Exercise goal
Your task is to transcribe the data in full.

Source records
— Start —
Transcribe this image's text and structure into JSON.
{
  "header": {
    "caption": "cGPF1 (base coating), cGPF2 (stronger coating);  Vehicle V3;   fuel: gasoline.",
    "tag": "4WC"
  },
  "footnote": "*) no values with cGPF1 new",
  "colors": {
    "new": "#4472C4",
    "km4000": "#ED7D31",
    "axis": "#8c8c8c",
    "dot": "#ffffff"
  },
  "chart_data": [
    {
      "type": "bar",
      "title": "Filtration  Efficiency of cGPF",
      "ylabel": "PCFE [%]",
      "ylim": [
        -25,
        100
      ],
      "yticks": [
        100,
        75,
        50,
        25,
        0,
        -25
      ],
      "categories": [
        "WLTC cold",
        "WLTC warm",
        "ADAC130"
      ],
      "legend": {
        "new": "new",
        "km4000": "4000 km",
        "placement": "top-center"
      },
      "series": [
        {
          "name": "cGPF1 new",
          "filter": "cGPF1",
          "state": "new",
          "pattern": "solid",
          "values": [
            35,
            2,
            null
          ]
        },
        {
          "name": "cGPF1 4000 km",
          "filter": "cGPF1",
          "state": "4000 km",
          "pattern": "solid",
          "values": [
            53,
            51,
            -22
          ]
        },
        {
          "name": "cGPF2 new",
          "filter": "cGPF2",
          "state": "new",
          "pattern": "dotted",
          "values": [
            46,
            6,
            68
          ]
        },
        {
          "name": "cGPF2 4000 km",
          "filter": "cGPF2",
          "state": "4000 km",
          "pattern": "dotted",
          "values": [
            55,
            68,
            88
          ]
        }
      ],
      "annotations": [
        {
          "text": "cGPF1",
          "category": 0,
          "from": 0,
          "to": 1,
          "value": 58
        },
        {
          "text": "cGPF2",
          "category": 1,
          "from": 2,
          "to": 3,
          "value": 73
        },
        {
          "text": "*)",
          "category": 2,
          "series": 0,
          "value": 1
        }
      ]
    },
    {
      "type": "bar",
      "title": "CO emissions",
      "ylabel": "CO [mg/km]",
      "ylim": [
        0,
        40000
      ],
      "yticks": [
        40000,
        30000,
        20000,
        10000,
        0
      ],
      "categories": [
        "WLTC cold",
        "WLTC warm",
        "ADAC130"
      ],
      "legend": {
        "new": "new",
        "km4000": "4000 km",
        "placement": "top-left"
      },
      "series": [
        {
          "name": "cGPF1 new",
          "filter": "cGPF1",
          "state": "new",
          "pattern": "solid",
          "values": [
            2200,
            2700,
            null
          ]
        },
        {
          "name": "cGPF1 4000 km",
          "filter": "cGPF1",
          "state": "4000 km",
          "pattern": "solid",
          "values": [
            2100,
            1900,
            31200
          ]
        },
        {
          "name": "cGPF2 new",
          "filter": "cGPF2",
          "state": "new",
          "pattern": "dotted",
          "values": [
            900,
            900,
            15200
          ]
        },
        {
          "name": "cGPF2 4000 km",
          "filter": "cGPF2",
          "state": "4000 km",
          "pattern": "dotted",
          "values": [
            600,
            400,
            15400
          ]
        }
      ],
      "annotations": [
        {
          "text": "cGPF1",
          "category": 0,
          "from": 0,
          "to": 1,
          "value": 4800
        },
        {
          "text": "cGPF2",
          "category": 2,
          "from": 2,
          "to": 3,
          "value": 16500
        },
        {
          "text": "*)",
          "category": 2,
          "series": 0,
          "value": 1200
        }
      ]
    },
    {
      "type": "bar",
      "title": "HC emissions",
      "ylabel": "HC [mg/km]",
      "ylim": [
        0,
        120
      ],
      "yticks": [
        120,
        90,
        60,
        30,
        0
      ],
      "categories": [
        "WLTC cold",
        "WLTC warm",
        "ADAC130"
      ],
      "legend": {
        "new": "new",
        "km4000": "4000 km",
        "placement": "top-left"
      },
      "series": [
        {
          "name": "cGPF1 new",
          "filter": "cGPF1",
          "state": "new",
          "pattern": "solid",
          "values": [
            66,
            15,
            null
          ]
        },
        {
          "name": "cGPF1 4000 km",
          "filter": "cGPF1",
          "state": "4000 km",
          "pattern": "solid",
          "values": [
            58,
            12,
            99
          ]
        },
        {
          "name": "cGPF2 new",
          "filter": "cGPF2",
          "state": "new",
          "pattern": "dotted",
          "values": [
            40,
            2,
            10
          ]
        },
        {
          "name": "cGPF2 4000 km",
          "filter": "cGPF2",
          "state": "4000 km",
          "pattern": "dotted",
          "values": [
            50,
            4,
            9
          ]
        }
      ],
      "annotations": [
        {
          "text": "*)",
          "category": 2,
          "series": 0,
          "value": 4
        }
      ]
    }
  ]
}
— End —
Full response
Transcribe this image's text and structure into JSON.
{
  "header": {
    "caption": "cGPF1 (base coating), cGPF2 (stronger coating);  Vehicle V3;   fuel: gasoline.",
    "tag": "4WC"
  },
  "footnote": "*) no values with cGPF1 new",
  "colors": {
    "new": "#4472C4",
    "km4000": "#ED7D31",
    "axis": "#8c8c8c",
    "dot": "#ffffff"
  },
  "chart_data": [
    {
      "type": "bar",
      "title": "Filtration  Efficiency of cGPF",
      "ylabel": "PCFE [%]",
      "ylim": [
        -25,
        100
      ],
      "yticks": [
        100,
        75,
        50,
        25,
        0,
        -25
      ],
      "categories": [
        "WLTC cold",
        "WLTC warm",
        "ADAC130"
      ],
      "legend": {
        "new": "new",
        "km4000": "4000 km",
        "placement": "top-center"
      },
      "series": [
        {
          "name": "cGPF1 new",
          "filter": "cGPF1",
          "state": "new",
          "pattern": "solid",
          "values": [
            35,
            2,
            null
          ]
        },
        {
          "name": "cGPF1 4000 km",
          "filter": "cGPF1",
          "state": "4000 km",
          "pattern": "solid",
          "values": [
            53,
            51,
            -22
          ]
        },
        {
          "name": "cGPF2 new",
          "filter": "cGPF2",
          "state": "new",
          "pattern": "dotted",
          "values": [
            46,
            6,
            68
          ]
        },
        {
          "name": "cGPF2 4000 km",
          "filter": "cGPF2",
          "state": "4000 km",
          "pattern": "dotted",
          "values": [
            55,
            68,
            88
          ]
        }
      ],
      "annotations": [
        {
          "text": "cGPF1",
          "category": 0,
          "from": 0,
          "to": 1,
          "value": 58
        },
        {
          "text": "cGPF2",
          "category": 1,
          "from": 2,
          "to": 3,
          "value": 73
        },
        {
          "text": "*)",
          "category": 2,
          "series": 0,
          "value": 1
        }
      ]
    },
    {
      "type": "bar",
      "title": "CO emissions",
      "ylabel": "CO [mg/km]",
      "ylim": [
        0,
        40000
      ],
      "yticks": [
        40000,
        30000,
        20000,
        10000,
        0
      ],
      "categories": [
        "WLTC cold",
        "WLTC warm",
        "ADAC130"
      ],
      "legend": {
        "new": "new",
        "km4000": "4000 km",
        "placement": "top-left"
      },
      "series": [
        {
          "name": "cGPF1 new",
          "filter": "cGPF1",
          "state": "new",
          "pattern": "solid",
          "values": [
            2200,
            2700,
            null
          ]
        },
        {
          "name": "cGPF1 4000 km",
          "filter": "cGPF1",
          "state": "4000 km",
          "pattern": "solid",
          "values": [
            2100,
            1900,
            31200
          ]
        },
        {
          "name": "cGPF2 new",
          "filter": "cGPF2",
          "state": "new",
          "pattern": "dotted",
          "values": [
            900,
            900,
            15200
          ]
        },
        {
          "name": "cGPF2 4000 km",
          "filter": "cGPF2",
          "state": "4000 km",
          "pattern": "dotted",
          "values": [
            600,
            400,
            15400
          ]
        }
      ],
      "annotations": [
        {
          "text": "cGPF1",
          "category": 0,
          "from": 0,
          "to": 1,
          "value": 4800
        },
        {
          "text": "cGPF2",
          "category": 2,
          "from": 2,
          "to": 3,
          "value": 16500
        },
        {
          "text": "*)",
          "category": 2,
          "series": 0,
          "value": 1200
        }
      ]
    },
    {
      "type": "bar",
      "title": "HC emissions",
      "ylabel": "HC [mg/km]",
      "ylim": [
        0,
        120
      ],
      "yticks": [
        120,
        90,
        60,
        30,
        0
      ],
      "categories": [
        "WLTC cold",
        "WLTC warm",
        "ADAC130"
      ],
      "legend": {
        "new": "new",
        "km4000": "4000 km",
        "placement": "top-left"
      },
      "series": [
        {
          "name": "cGPF1 new",
          "filter": "cGPF1",
          "state": "new",
          "pattern": "solid",
          "values": [
            66,
            15,
            null
          ]
        },
        {
          "name": "cGPF1 4000 km",
          "filter": "cGPF1",
          "state": "4000 km",
          "pattern": "solid",
          "values": [
            58,
            12,
            99
          ]
        },
        {
          "name": "cGPF2 new",
          "filter": "cGPF2",
          "state": "new",
          "pattern": "dotted",
          "values": [
            40,
            2,
            10
          ]
        },
        {
          "name": "cGPF2 4000 km",
          "filter": "cGPF2",
          "state": "4000 km",
          "pattern": "dotted",
          "values": [
            50,
            4,
            9
          ]
        }
      ],
      "annotations": [
        {
          "text": "*)",
          "category": 2,
          "series": 0,
          "value": 4
        }
      ]
    }
  ]
}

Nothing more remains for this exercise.